WORK TO DO:
Extract each line of the data and write it out again exactly.

Saved entries
§

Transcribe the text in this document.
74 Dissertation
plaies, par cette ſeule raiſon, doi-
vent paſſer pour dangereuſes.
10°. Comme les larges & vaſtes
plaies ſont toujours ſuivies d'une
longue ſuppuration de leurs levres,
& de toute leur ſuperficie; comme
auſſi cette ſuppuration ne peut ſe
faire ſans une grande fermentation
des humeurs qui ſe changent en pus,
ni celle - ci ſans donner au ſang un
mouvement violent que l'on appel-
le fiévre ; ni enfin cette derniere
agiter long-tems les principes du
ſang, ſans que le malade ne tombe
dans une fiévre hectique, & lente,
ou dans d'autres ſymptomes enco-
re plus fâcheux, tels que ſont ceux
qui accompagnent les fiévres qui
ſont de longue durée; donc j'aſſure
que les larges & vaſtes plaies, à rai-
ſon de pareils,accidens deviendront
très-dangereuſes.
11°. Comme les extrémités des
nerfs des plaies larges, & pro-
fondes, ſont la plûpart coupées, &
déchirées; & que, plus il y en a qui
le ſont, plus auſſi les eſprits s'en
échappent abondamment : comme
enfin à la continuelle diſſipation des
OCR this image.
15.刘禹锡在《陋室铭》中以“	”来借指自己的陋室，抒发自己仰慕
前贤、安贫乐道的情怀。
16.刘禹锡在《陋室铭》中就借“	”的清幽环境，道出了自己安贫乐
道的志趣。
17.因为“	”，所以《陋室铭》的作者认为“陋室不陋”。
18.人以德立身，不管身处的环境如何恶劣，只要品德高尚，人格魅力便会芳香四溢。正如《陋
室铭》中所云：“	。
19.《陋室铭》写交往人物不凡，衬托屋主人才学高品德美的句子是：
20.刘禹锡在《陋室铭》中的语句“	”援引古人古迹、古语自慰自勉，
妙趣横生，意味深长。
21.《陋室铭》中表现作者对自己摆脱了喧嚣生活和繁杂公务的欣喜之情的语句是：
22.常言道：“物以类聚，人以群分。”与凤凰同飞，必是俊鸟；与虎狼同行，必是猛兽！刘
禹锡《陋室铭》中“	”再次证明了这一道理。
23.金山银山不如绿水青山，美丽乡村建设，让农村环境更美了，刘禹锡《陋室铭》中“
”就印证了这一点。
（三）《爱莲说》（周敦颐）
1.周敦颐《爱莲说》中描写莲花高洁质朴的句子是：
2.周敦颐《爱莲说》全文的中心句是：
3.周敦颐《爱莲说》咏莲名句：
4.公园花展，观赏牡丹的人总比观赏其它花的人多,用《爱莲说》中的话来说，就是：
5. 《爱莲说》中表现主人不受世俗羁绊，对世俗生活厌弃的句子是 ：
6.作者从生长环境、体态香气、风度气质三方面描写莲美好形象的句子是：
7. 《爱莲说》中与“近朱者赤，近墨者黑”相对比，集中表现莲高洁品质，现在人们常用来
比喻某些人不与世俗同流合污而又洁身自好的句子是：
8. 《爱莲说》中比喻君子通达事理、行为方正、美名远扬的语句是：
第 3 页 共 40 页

§

TASK OUTPUT:
Transcribe the text in this document.
74 Dissertation
plaies, par cette ſeule raiſon, doi-
vent paſſer pour dangereuſes.
10°. Comme les larges & vaſtes
plaies ſont toujours ſuivies d'une
longue ſuppuration de leurs levres,
& de toute leur ſuperficie; comme
auſſi cette ſuppuration ne peut ſe
faire ſans une grande fermentation
des humeurs qui ſe changent en pus,
ni celle - ci ſans donner au ſang un
mouvement violent que l'on appel-
le fiévre ; ni enfin cette derniere
agiter long-tems les principes du
ſang, ſans que le malade ne tombe
dans une fiévre hectique, & lente,
ou dans d'autres ſymptomes enco-
re plus fâcheux, tels que ſont ceux
qui accompagnent les fiévres qui
ſont de longue durée; donc j'aſſure
que les larges & vaſtes plaies, à rai-
ſon de pareils,accidens deviendront
très-dangereuſes.
11°. Comme les extrémités des
nerfs des plaies larges, & pro-
fondes, ſont la plûpart coupées, &
déchirées; & que, plus il y en a qui
le ſont, plus auſſi les eſprits s'en
échappent abondamment : comme
enfin à la continuelle diſſipation des
OCR this image.
15.刘禹锡在《陋室铭》中以“	”来借指自己的陋室，抒发自己仰慕
前贤、安贫乐道的情怀。
16.刘禹锡在《陋室铭》中就借“	”的清幽环境，道出了自己安贫乐
道的志趣。
17.因为“	”，所以《陋室铭》的作者认为“陋室不陋”。
18.人以德立身，不管身处的环境如何恶劣，只要品德高尚，人格魅力便会芳香四溢。正如《陋
室铭》中所云：“	。
19.《陋室铭》写交往人物不凡，衬托屋主人才学高品德美的句子是：
20.刘禹锡在《陋室铭》中的语句“	”援引古人古迹、古语自慰自勉，
妙趣横生，意味深长。
21.《陋室铭》中表现作者对自己摆脱了喧嚣生活和繁杂公务的欣喜之情的语句是：
22.常言道：“物以类聚，人以群分。”与凤凰同飞，必是俊鸟；与虎狼同行，必是猛兽！刘
禹锡《陋室铭》中“	”再次证明了这一道理。
23.金山银山不如绿水青山，美丽乡村建设，让农村环境更美了，刘禹锡《陋室铭》中“
”就印证了这一点。
（三）《爱莲说》（周敦颐）
1.周敦颐《爱莲说》中描写莲花高洁质朴的句子是：
2.周敦颐《爱莲说》全文的中心句是：
3.周敦颐《爱莲说》咏莲名句：
4.公园花展，观赏牡丹的人总比观赏其它花的人多,用《爱莲说》中的话来说，就是：
5. 《爱莲说》中表现主人不受世俗羁绊，对世俗生活厌弃的句子是 ：
6.作者从生长环境、体态香气、风度气质三方面描写莲美好形象的句子是：
7. 《爱莲说》中与“近朱者赤，近墨者黑”相对比，集中表现莲高洁品质，现在人们常用来
比喻某些人不与世俗同流合污而又洁身自好的句子是：
8. 《爱莲说》中比喻君子通达事理、行为方正、美名远扬的语句是：
第 3 页 共 40 页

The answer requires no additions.